Extracted information:

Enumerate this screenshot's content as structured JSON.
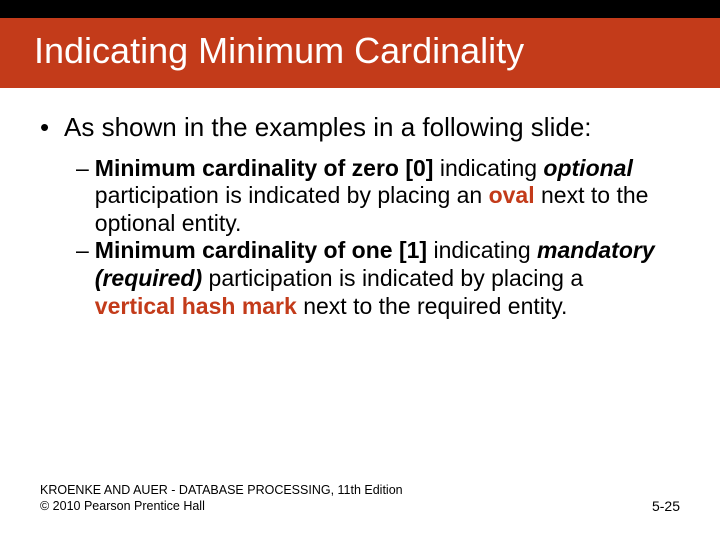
{
  "title": "Indicating Minimum Cardinality",
  "bullet1": "As shown in the examples in a following slide:",
  "sub1": {
    "lead": "Minimum cardinality of zero [0]",
    "mid1": " indicating ",
    "optional": "optional",
    "mid2": " participation is indicated by placing an ",
    "oval": "oval",
    "tail": " next to the optional entity."
  },
  "sub2": {
    "lead": "Minimum cardinality of one [1]",
    "mid1": " indicating ",
    "mandatory": "mandatory (required)",
    "mid2": " participation is indicated by placing a ",
    "hash": "vertical hash mark",
    "tail": " next to the required entity."
  },
  "footer": {
    "line1": "KROENKE AND AUER - DATABASE PROCESSING, 11th Edition",
    "line2": "© 2010 Pearson Prentice Hall",
    "pagenum": "5-25"
  }
}
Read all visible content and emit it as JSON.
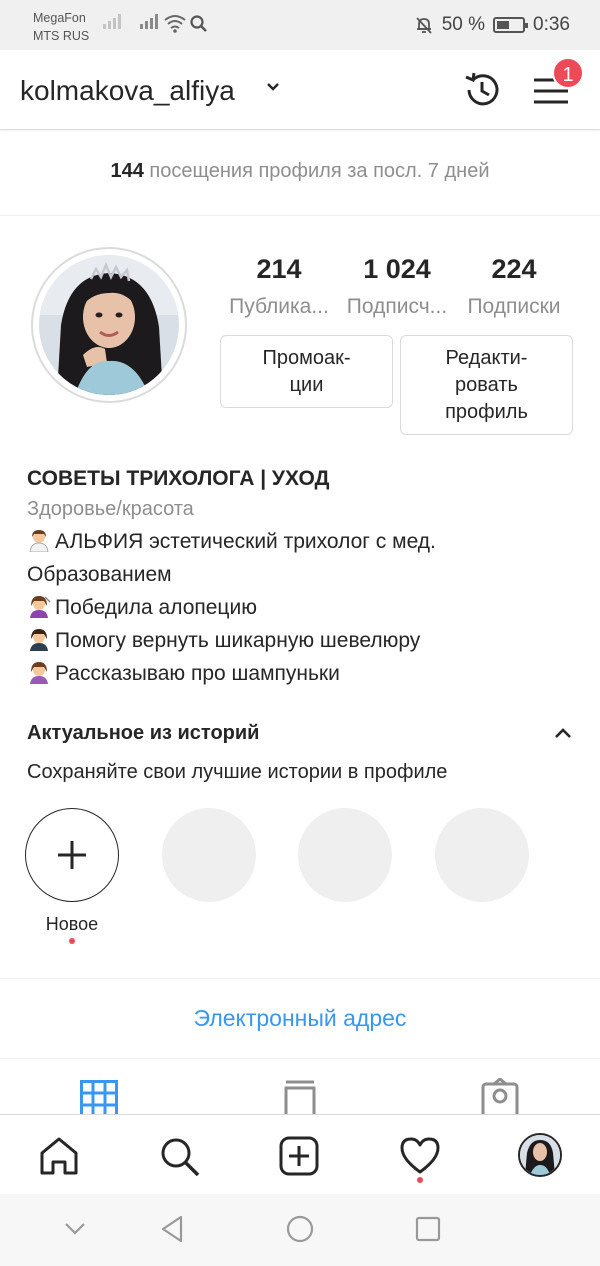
{
  "status_bar": {
    "carrier1": "MegaFon",
    "carrier2": "MTS RUS",
    "battery_pct": "50 %",
    "battery_level": 0.5,
    "time": "0:36"
  },
  "header": {
    "username": "kolmakova_alfiya",
    "notifications_count": "1"
  },
  "insights": {
    "visits_count": "144",
    "visits_text": " посещения профиля за посл. 7 дней"
  },
  "stats": [
    {
      "value": "214",
      "label": "Публика..."
    },
    {
      "value": "1 024",
      "label": "Подписч..."
    },
    {
      "value": "224",
      "label": "Подписки"
    }
  ],
  "buttons": {
    "promotions_line1": "Промоак-",
    "promotions_line2": "ции",
    "edit_line1": "Редакти-",
    "edit_line2": "ровать",
    "edit_line3": "профиль"
  },
  "bio": {
    "name": "СОВЕТЫ ТРИХОЛОГА | УХОД",
    "category": "Здоровье/красота",
    "lines": [
      "АЛЬФИЯ эстетический трихолог с мед.",
      "Образованием",
      "Победила алопецию",
      "Помогу вернуть шикарную шевелюру",
      "Рассказываю про шампуньки"
    ]
  },
  "highlights": {
    "title": "Актуальное из историй",
    "subtitle": "Сохраняйте свои лучшие истории в профиле",
    "new_label": "Новое"
  },
  "contact": {
    "email_label": "Электронный адрес"
  },
  "colors": {
    "accent_blue": "#3897f0",
    "badge_red": "#ed4956",
    "text_primary": "#262626",
    "text_secondary": "#8e8e8e"
  },
  "icons": {
    "tab_grid": "grid-icon",
    "tab_feed": "feed-icon",
    "tab_tagged": "tagged-icon",
    "nav_home": "home-icon",
    "nav_search": "search-icon",
    "nav_add": "add-post-icon",
    "nav_activity": "heart-icon",
    "nav_profile": "profile-avatar"
  }
}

Aim:
Pick out and copy the lines of the material that include the word "Minimum".

Task output:
  "title": "Indicating Minimum Cardinality",
    "lead": "Minimum cardinality of zero [0]",
    "lead": "Minimum cardinality of one [1]",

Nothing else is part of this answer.